» **WHAT IS REQUIRED**:
Search the records for the word "lightweight" and report each line that has it.

» **SUPPLIED DATA**:
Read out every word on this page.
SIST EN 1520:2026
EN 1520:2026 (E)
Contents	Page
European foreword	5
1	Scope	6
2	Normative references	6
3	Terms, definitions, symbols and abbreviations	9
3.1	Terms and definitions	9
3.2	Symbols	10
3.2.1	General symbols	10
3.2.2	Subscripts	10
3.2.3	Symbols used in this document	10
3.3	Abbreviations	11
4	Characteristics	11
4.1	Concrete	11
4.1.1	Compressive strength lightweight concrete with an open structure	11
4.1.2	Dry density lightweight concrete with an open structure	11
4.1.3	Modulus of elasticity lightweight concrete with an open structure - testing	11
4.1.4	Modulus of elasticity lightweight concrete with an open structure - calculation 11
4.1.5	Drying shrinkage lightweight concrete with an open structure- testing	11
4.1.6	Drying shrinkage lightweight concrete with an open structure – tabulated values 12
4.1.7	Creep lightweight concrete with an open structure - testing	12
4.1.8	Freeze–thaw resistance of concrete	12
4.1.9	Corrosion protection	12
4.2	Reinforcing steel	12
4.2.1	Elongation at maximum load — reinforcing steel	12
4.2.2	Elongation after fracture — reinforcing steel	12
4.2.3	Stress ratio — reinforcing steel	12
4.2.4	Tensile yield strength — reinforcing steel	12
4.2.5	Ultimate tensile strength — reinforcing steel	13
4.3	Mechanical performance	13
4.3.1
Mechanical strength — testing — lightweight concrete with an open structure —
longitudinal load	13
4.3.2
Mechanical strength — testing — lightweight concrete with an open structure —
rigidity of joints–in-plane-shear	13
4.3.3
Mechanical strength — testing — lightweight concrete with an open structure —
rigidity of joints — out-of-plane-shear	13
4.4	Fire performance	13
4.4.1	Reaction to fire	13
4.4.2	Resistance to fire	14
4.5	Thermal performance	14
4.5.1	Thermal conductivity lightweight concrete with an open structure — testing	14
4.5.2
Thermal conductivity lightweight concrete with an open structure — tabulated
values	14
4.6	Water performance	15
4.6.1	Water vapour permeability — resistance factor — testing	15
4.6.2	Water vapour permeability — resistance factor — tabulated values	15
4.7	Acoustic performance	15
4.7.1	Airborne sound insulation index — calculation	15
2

» **RESPONSE**:
4.1.1	Compressive strength lightweight concrete with an open structure	11
4.1.2	Dry density lightweight concrete with an open structure	11
4.1.3	Modulus of elasticity lightweight concrete with an open structure - testing	11
4.1.4	Modulus of elasticity lightweight concrete with an open structure - calculation 11
4.1.5	Drying shrinkage lightweight concrete with an open structure- testing	11
4.1.6	Drying shrinkage lightweight concrete with an open structure – tabulated values 12
4.1.7	Creep lightweight concrete with an open structure - testing	12
Mechanical strength — testing — lightweight concrete with an open structure —
Mechanical strength — testing — lightweight concrete with an open structure —
Mechanical strength — testing — lightweight concrete with an open structure —
4.5.1	Thermal conductivity lightweight concrete with an open structure — testing	14
Thermal conductivity lightweight concrete with an open structure — tabulated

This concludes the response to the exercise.